# INSTRUCTION:
Find the string "this" in the entries and copy each line that has it.

◆ ◆ ◆ ◆

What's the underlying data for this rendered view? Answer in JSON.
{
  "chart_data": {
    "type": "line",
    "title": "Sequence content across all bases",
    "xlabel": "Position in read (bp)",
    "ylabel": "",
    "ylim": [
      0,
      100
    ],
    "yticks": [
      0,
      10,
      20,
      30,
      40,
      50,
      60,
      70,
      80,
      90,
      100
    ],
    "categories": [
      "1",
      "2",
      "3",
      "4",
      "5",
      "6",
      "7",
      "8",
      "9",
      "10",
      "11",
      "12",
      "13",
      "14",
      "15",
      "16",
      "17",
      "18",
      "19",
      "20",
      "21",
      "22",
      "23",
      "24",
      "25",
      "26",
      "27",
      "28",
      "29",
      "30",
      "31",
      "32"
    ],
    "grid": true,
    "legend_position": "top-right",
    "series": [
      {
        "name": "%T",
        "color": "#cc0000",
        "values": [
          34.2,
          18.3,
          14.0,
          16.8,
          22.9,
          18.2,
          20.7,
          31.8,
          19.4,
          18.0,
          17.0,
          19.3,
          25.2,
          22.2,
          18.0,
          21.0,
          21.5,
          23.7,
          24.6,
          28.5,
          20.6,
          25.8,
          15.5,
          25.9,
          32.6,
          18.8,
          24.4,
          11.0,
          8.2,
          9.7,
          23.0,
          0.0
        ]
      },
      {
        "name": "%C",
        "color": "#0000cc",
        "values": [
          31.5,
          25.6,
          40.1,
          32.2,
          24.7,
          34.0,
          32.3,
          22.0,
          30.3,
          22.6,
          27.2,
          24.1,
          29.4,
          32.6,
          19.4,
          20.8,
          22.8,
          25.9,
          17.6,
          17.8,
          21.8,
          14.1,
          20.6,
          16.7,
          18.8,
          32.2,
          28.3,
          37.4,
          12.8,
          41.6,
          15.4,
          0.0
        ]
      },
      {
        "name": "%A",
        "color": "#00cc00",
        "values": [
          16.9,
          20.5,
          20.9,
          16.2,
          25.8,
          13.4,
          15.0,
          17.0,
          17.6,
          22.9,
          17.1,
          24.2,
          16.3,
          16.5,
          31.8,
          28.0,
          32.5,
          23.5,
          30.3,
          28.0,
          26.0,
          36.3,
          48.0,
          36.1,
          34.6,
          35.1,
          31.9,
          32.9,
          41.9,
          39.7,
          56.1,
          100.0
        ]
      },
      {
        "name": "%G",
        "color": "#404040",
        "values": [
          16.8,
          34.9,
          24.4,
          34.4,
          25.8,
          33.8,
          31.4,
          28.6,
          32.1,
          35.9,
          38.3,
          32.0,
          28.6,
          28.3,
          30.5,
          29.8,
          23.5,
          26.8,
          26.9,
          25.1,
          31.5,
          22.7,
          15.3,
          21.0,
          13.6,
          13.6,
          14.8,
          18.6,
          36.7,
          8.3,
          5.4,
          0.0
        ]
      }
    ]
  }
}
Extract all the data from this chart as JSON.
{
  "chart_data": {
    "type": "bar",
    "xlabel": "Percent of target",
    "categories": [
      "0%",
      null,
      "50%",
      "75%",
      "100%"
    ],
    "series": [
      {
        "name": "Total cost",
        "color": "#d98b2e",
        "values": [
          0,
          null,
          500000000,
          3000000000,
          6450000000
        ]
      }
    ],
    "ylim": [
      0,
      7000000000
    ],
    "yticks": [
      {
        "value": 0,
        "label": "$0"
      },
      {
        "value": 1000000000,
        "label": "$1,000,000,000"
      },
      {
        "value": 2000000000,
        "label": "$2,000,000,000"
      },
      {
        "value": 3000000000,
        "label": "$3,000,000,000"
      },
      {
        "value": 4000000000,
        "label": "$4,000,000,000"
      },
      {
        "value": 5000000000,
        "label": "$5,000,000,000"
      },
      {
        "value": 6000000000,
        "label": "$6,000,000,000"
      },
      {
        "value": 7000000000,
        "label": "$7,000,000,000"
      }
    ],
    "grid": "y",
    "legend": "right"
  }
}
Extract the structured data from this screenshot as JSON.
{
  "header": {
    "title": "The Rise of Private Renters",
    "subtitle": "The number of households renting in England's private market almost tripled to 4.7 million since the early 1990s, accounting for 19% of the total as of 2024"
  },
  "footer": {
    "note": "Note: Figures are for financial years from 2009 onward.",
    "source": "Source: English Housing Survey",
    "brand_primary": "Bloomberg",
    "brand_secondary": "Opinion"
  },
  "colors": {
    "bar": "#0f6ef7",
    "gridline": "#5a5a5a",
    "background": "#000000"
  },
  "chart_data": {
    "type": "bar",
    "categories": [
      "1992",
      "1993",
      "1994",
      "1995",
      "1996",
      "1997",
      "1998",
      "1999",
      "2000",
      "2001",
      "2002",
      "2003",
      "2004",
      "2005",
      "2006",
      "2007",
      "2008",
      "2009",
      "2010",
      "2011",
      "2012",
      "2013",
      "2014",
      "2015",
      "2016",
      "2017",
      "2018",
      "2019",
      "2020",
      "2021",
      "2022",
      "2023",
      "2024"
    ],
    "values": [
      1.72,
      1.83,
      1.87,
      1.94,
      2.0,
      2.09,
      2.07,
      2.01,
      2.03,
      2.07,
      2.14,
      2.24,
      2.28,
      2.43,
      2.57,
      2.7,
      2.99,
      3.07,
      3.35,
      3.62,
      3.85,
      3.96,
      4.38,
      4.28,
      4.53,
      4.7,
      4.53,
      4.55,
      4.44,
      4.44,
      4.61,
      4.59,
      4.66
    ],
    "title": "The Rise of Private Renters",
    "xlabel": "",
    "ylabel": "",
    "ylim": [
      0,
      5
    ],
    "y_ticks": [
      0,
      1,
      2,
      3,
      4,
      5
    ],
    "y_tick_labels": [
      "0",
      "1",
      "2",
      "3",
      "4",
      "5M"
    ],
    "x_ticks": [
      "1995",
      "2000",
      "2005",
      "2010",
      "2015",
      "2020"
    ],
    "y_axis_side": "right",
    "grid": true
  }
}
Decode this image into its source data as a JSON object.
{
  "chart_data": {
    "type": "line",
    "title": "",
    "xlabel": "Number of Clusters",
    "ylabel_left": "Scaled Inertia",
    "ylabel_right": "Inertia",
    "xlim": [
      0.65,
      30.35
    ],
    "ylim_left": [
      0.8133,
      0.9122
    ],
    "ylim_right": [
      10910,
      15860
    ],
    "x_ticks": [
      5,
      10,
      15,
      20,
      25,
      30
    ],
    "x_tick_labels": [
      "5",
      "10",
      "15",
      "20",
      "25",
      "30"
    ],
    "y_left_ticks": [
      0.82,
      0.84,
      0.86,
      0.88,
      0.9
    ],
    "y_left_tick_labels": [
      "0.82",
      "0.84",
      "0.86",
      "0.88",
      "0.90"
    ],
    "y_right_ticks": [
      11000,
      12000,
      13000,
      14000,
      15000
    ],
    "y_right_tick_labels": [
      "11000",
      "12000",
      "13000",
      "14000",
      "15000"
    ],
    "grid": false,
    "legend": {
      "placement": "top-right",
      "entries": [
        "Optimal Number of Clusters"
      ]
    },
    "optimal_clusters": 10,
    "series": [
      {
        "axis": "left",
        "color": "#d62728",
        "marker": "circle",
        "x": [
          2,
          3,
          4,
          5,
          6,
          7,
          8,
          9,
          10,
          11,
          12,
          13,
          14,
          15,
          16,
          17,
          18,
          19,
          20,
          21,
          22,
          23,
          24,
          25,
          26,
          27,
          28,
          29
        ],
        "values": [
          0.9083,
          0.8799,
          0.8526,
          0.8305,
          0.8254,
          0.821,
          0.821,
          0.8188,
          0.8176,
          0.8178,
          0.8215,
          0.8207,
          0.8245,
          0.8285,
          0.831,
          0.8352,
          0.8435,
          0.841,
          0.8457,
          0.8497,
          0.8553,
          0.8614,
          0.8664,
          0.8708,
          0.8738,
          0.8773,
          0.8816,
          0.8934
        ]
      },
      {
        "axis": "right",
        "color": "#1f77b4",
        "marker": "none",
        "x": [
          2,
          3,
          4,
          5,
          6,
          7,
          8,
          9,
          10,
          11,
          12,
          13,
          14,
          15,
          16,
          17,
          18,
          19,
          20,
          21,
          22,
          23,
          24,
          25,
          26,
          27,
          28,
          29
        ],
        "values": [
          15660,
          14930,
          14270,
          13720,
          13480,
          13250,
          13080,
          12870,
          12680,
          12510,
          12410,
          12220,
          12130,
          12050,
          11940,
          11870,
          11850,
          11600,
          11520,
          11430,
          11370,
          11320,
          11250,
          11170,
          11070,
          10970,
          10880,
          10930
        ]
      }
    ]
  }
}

◆ ◆ ◆ ◆

# EXERCISE ANSWER:
What's the underlying data for this rendered view? Answer in JSON.
Extract all the data from this chart as JSON.
Extract the structured data from this screenshot as JSON.
Decode this image into its source data as a JSON object.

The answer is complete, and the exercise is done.